> THE TASK
Give only the number of lines in the data that include the string "сцената".
##### EXTRACTED INFORMATION #####
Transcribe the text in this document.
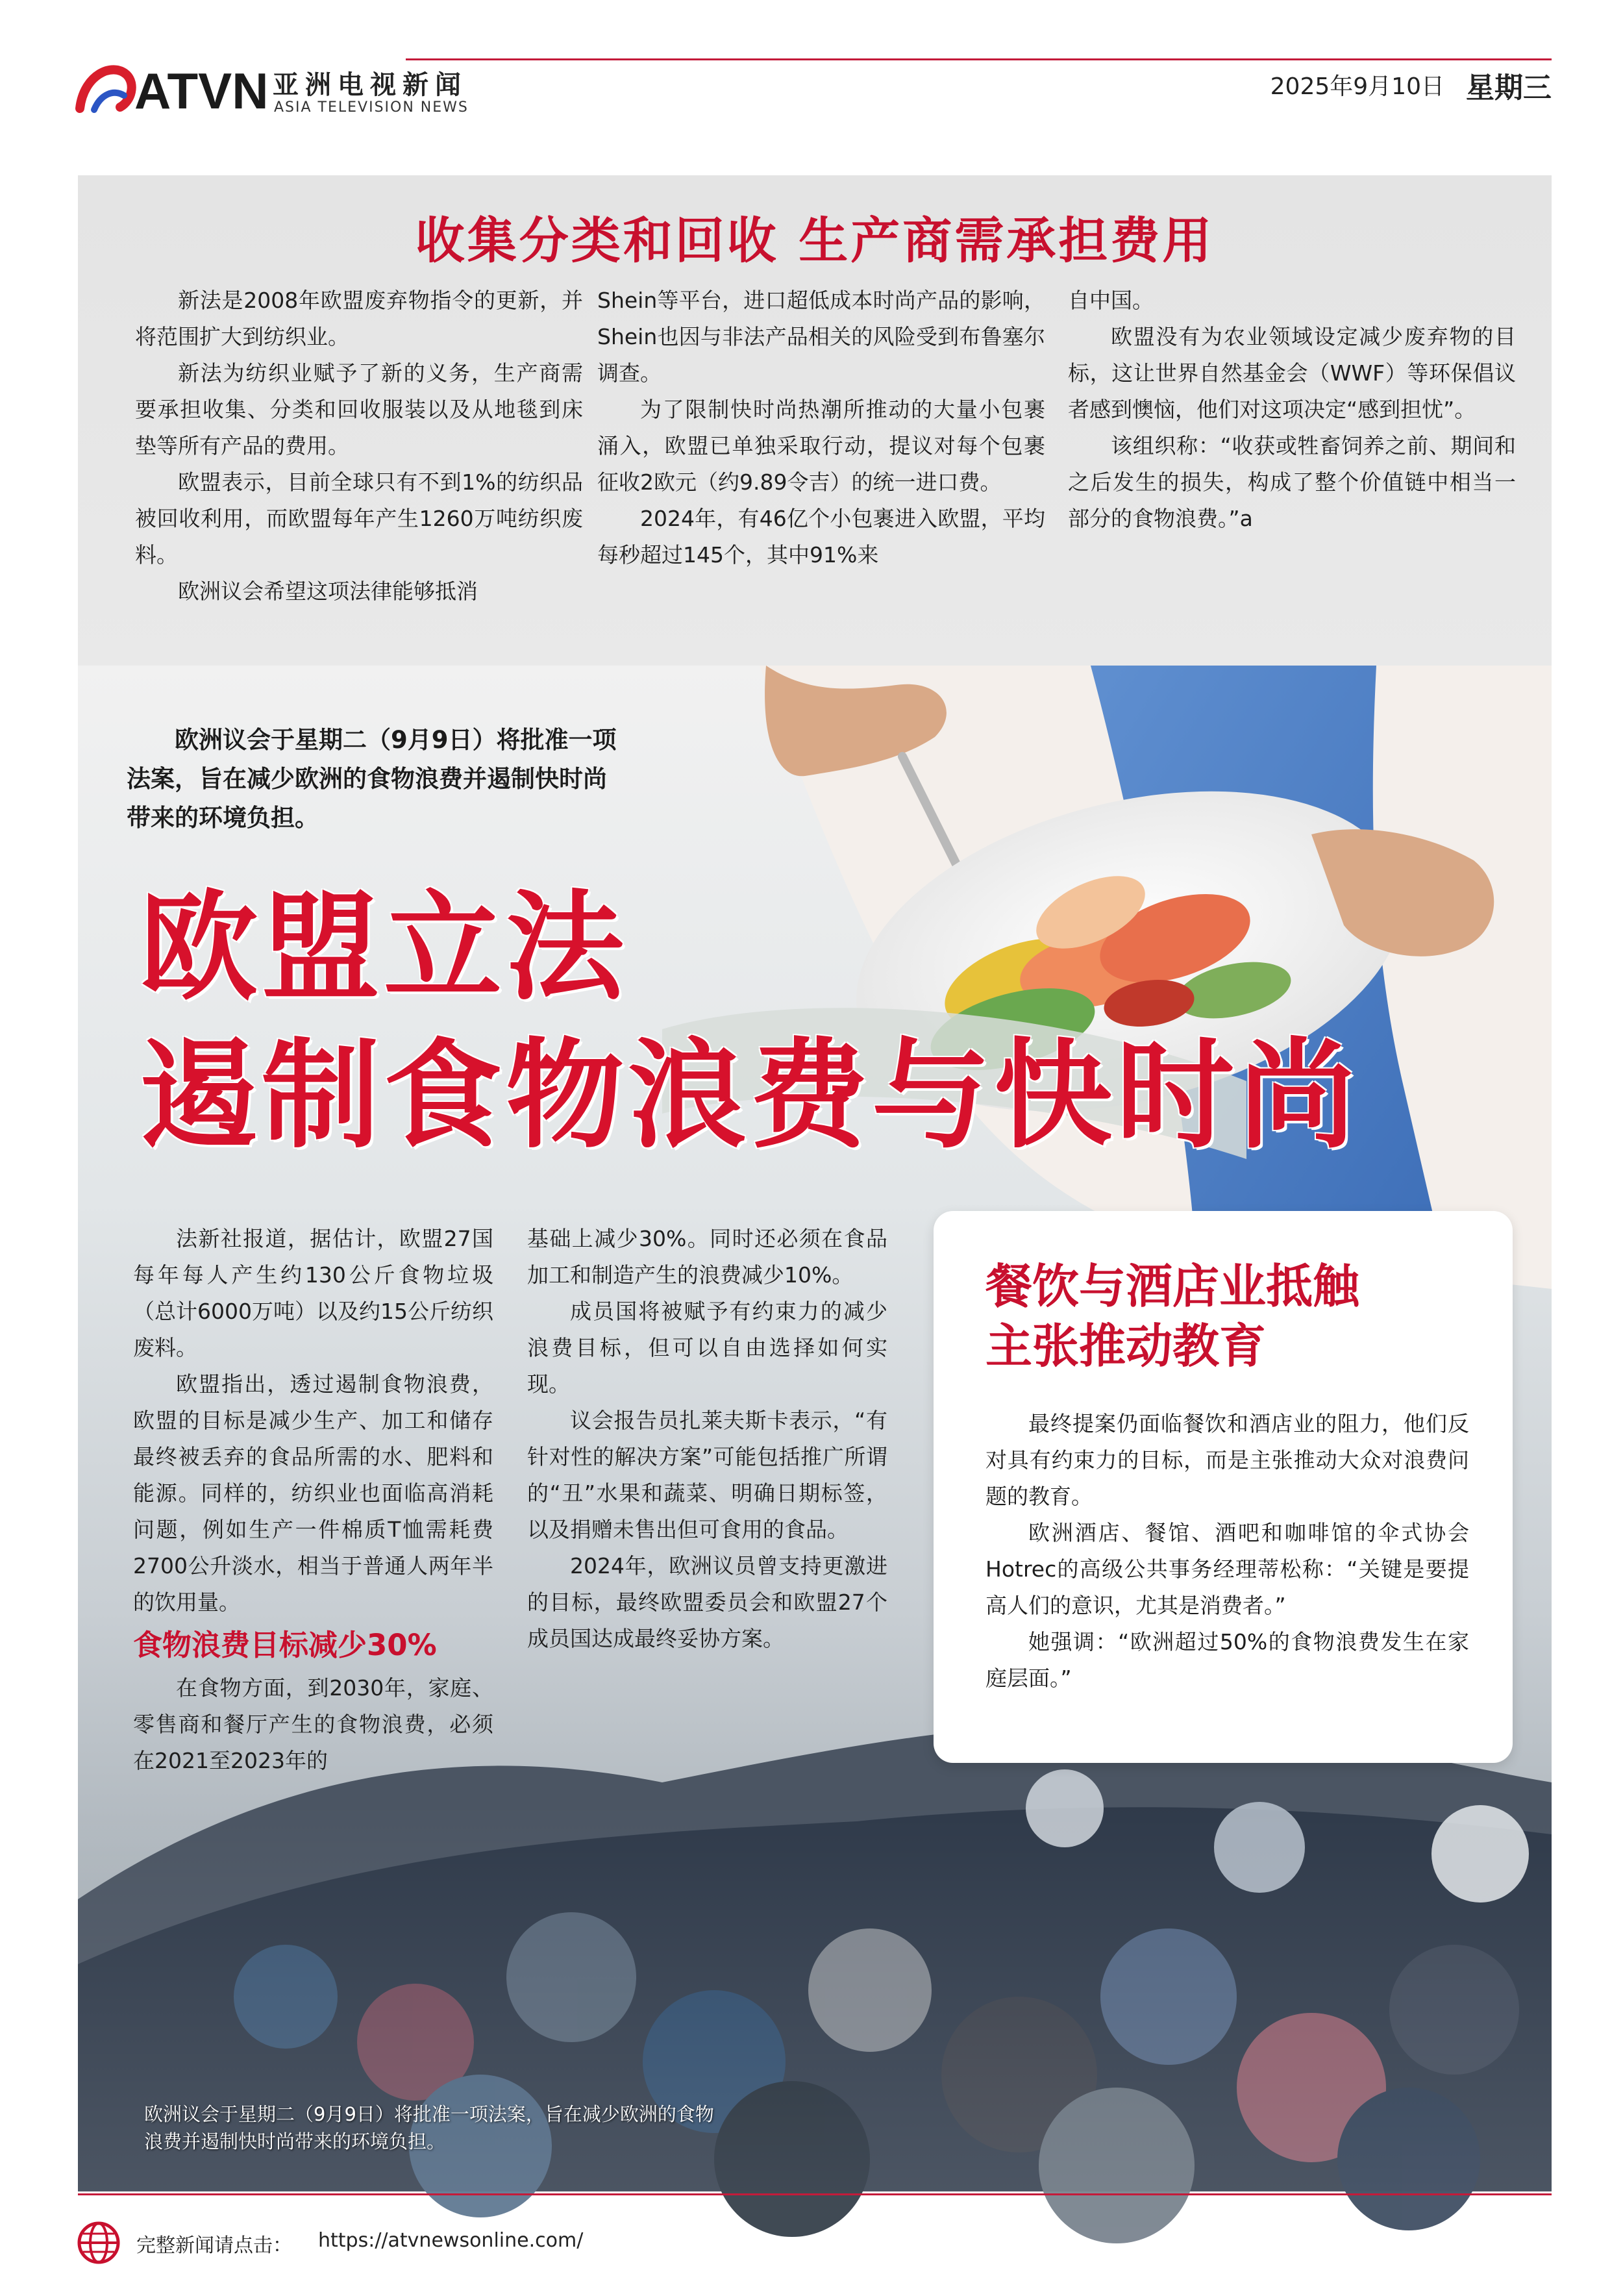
ATVN 亚洲电视新闻
ASIA TELEVISION NEWS
2025年9月10日 星期三
收集分类和回收 生产商需承担费用

新法是2008年欧盟废弃物指令的更新，并将范围扩大到纺织业。

新法为纺织业赋予了新的义务，生产商需要承担收集、分类和回收服装以及从地毯到床垫等所有产品的费用。

欧盟表示，目前全球只有不到1%的纺织品被回收利用，而欧盟每年产生1260万吨纺织废料。

欧洲议会希望这项法律能够抵消

Shein等平台，进口超低成本时尚产品的影响，Shein也因与非法产品相关的风险受到布鲁塞尔调查。

为了限制快时尚热潮所推动的大量小包裹涌入，欧盟已单独采取行动，提议对每个包裹征收2欧元（约9.89令吉）的统一进口费。

2024年，有46亿个小包裹进入欧盟，平均每秒超过145个，其中91%来

自中国。

欧盟没有为农业领域设定减少废弃物的目标，这让世界自然基金会（WWF）等环保倡议者感到懊恼，他们对这项决定“感到担忧”。

该组织称：“收获或牲畜饲养之前、期间和之后发生的损失，构成了整个价值链中相当一部分的食物浪费。”a

欧洲议会于星期二（9月9日）将批准一项法案，旨在减少欧洲的食物浪费并遏制快时尚带来的环境负担。

欧盟立法
遏制食物浪费与快时尚

法新社报道，据估计，欧盟27国每年每人产生约130公斤食物垃圾（总计6000万吨）以及约15公斤纺织废料。

欧盟指出，透过遏制食物浪费，欧盟的目标是减少生产、加工和储存最终被丢弃的食品所需的水、肥料和能源。同样的，纺织业也面临高消耗问题，例如生产一件棉质T恤需耗费2700公升淡水，相当于普通人两年半的饮用量。

食物浪费目标减少30%

在食物方面，到2030年，家庭、零售商和餐厅产生的食物浪费，必须在2021至2023年的

基础上减少30%。同时还必须在食品加工和制造产生的浪费减少10%。

成员国将被赋予有约束力的减少浪费目标，但可以自由选择如何实现。

议会报告员扎莱夫斯卡表示，“有针对性的解决方案”可能包括推广所谓的“丑”水果和蔬菜、明确日期标签，以及捐赠未售出但可食用的食品。

2024年，欧洲议员曾支持更激进的目标，最终欧盟委员会和欧盟27个成员国达成最终妥协方案。

餐饮与酒店业抵触
主张推动教育

最终提案仍面临餐饮和酒店业的阻力，他们反对具有约束力的目标，而是主张推动大众对浪费问题的教育。

欧洲酒店、餐馆、酒吧和咖啡馆的伞式协会Hotrec的高级公共事务经理蒂松称：“关键是要提高人们的意识，尤其是消费者。”

她强调：“欧洲超过50%的食物浪费发生在家庭层面。”

欧洲议会于星期二（9月9日）将批准一项法案，旨在减少欧洲的食物浪费并遏制快时尚带来的环境负担。
完整新闻请点击： https://atvnewsonline.com/
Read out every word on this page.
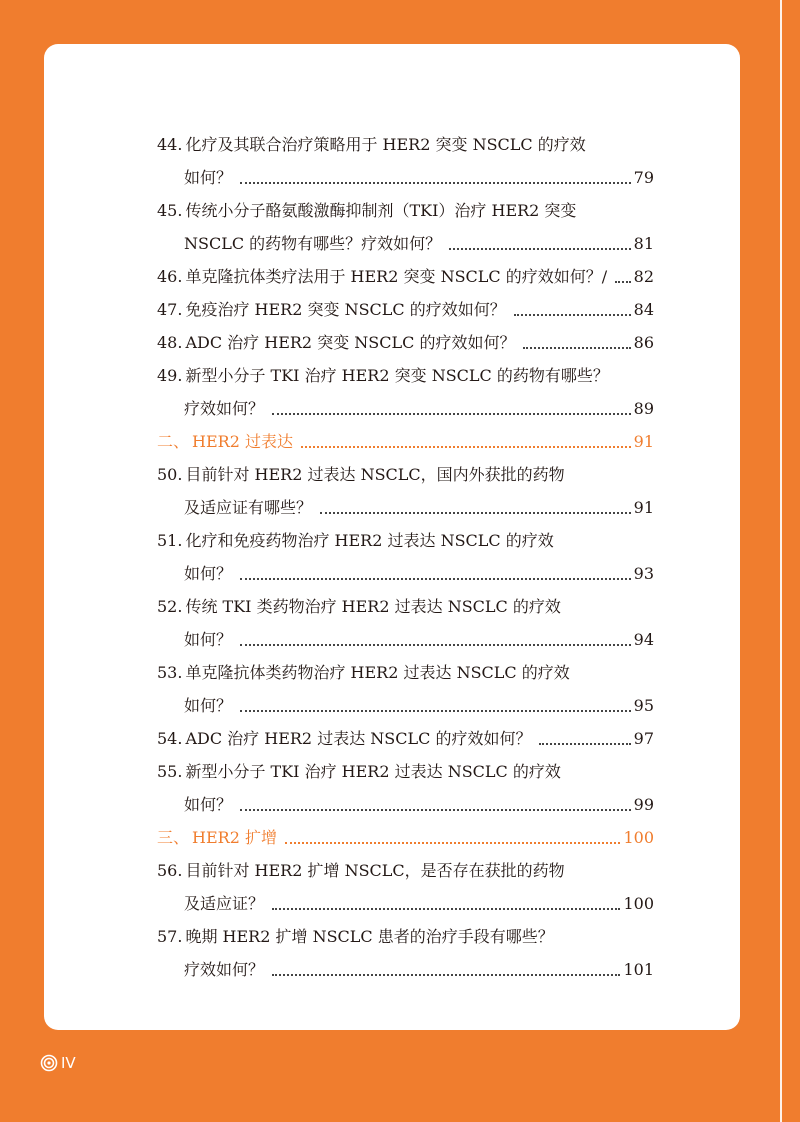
44. 化疗及其联合治疗策略用于 HER2 突变 NSCLC 的疗效
如何？	79
45. 传统小分子酪氨酸激酶抑制剂（TKI）治疗 HER2 突变
NSCLC 的药物有哪些？疗效如何？	81
46. 单克隆抗体类疗法用于 HER2 突变 NSCLC 的疗效如何？/ 82
47. 免疫治疗 HER2 突变 NSCLC 的疗效如何？	84
48. ADC 治疗 HER2 突变 NSCLC 的疗效如何？	86
49. 新型小分子 TKI 治疗 HER2 突变 NSCLC 的药物有哪些？
疗效如何？	89
二、 HER2 过表达	91
50. 目前针对 HER2 过表达 NSCLC，国内外获批的药物
及适应证有哪些？	91
51. 化疗和免疫药物治疗 HER2 过表达 NSCLC 的疗效
如何？	93
52. 传统 TKI 类药物治疗 HER2 过表达 NSCLC 的疗效
如何？	94
53. 单克隆抗体类药物治疗 HER2 过表达 NSCLC 的疗效
如何？	95
54. ADC 治疗 HER2 过表达 NSCLC 的疗效如何？	97
55. 新型小分子 TKI 治疗 HER2 过表达 NSCLC 的疗效
如何？	99
三、 HER2 扩增	100
56. 目前针对 HER2 扩增 NSCLC，是否存在获批的药物
及适应证？	100
57. 晚期 HER2 扩增 NSCLC 患者的治疗手段有哪些？
疗效如何？	101
IV
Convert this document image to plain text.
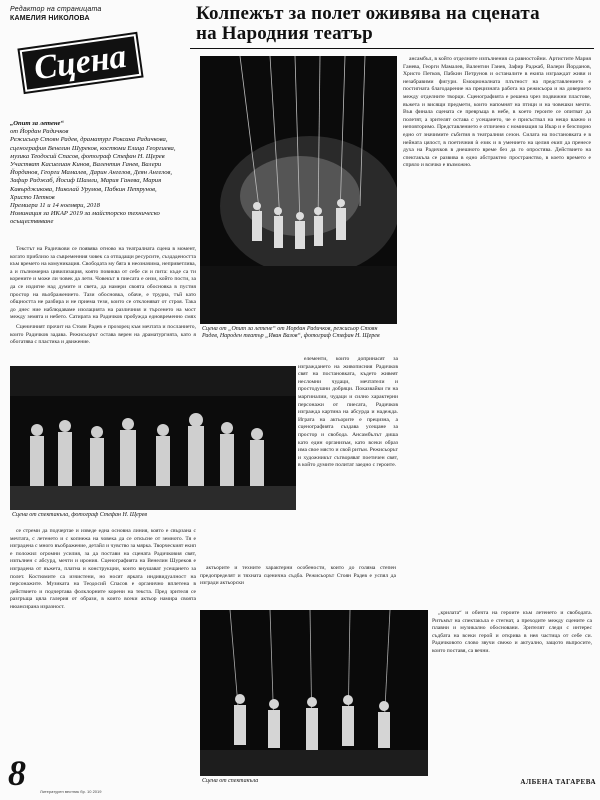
Редактор на страницата
КАМЕЛИЯ НИКОЛОВА	Колпежът за полет оживява на сцената
на Народния театър
Сцена
„Опит за летене“
от Йордан Радичков
Режисьор Стоян Радев, драматург Роксана Радичкова,
сценография Венелин Шуреков, костюми Елица Георгиева,
музика Теодосий Спасов, фотограф Стефан Н. Щерев
Участват Касиелиан Кинов, Валентин Ганев, Валери
Йорданов, Георги Мамалев, Дарин Ангелов, Деян Ангелов,
Зафир Раджаб, Йосиф Шамли, Мария Ганева, Мария
Кавърджикова, Николай Урумов, Пабкин Петрунов,
Христо Петков
Премиера 11 и 14 ноември, 2018
Номинация за ИКАР 2019 за майсторско техническо
осъществяване

Текстът на Радичкови се появява отново на театралната сцена в момент, когато приблизо за съвременния човек са отпадащи ресурсите, създадеността към времето на комуникация. Свободата му бяга в неозначима, неприветлива, а и пълномерна цивилизация, която повиква от себе си и пита: къде са ти корените и може ли човек да лети. Човекът в пиесата е онзи, който пости, за да се издигне над думите и света, да намери своята обосновка в пустия простор на въображението. Тази обосновка, обаче, е трудна, тъй като общността не разбира и не приема тези, които се отклоняват от строя. Така до днес ние наблюдаваме изолацията на различния и търсенето на мост между земята и небето. Сатирата на Радичков пробужда едновременно смях

Сценичният прочит на Стоян Радев е прозорец към мечтата и посланието, които Радичков задава. Режисьорът остава верен на драматургията, като я обогатява с пластика и движение.

Сцена от „Опит за летене“ от Йордан Радичков, режисьор Стоян Радев, Народен театър „Иван Вазов“, фотограф Стефан Н. Щерев

елементи, които допринасят за изграждането на живописния Радичков свят на постановката, където живеят несломни чудаци, мечтатели и простодушни добряци. Показвайки ги на маргиналии, чудаци и силно характерни персонажи от пиесата, Радичков изгражда картина на абсурда и надежда. Играта на актьорите е прецизна, а сценографията създава усещане за простор и свобода. Ансамбълът диша като един организъм, като всеки образ има свое място и свой ритъм. Режисьорът и художникът сътворяват поетичен свят, в който думите политат заедно с героите.

Сцена от спектакъла, фотограф Стефан Н. Щерев

актьорите и техните характерни особености, които до голяма степен предопределят и тяхната сценична съдба. Режисьорът Стоян Радев е успял да изгради актьорски

се стреми да подчертае и изведе една основна линия, която е свързана с мечтата, с летенето и с копнежа на човека да се откъсне от земното. Тя е изградена с много въображение, детайл и чувство за мярка. Творческият екип е положил огромни усилия, за да постави на сцената Радичковия свят, изпълнен с абсурд, мечти и ирония. Сценографията на Венелин Шуреков е изградена от въжета, платна и конструкции, които внушават усещането за полет. Костюмите са изчистени, но носят ярката индивидуалност на персонажите. Музиката на Теодосий Спасов е органично вплетена в действието и подчертава фолклорните корени на текста. Пред зрителя се разгръща цяла галерия от образи, в които всеки актьор намира своята нюансирана изразност.

Сцена от спектакъла

ансамбъл, в който отделните изпълнения са равностойни. Артистите Мария Ганева, Георги Мамалев, Валентин Ганев, Зафир Раджаб, Валери Йорданов, Христо Петков, Пабкин Петрунов и останалите в екипа изграждат живи и незабравими фигури. Емоционалната плътност на представлението е постигната благодарение на прецизната работа на режисьора и на доверието между отделните творци. Сценографията е решена чрез подвижни пластове, въжета и висящи предмети, които напомнят на птици и на човешки мечти. Във финала сцената се превръща в небе, в което героите се опитват да полетят, а зрителят остава с усещането, че е присъствал на нещо важно и неповторимо. Представлението е отличено с номинация за Икар и е безспорно едно от значимите събития в театралния сезон. Силата на постановката е в нейната цялост, в поетичния ѝ език и в умението на целия екип да пренесе духа на Радичков в днешното време без да го опростява. Действието на спектакъла се развива в едно абстрактно пространство, в което времето е спряло и всичко е възможно.

„крилата“ и обичта на героите към летенето и свободата. Ритъмът на спектакъла е стегнат, а преходите между сцените са плавни и музикално обосновани. Зрителят следи с интерес съдбата на всеки герой и открива в нея частица от себе си. Радичковото слово звучи свежо и актуално, защото въпросите, които поставя, са вечни.

АЛБЕНА ТАГАРЕВА
8	Литературен вестник бр. 10 2019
#####
> TASK RESULT
3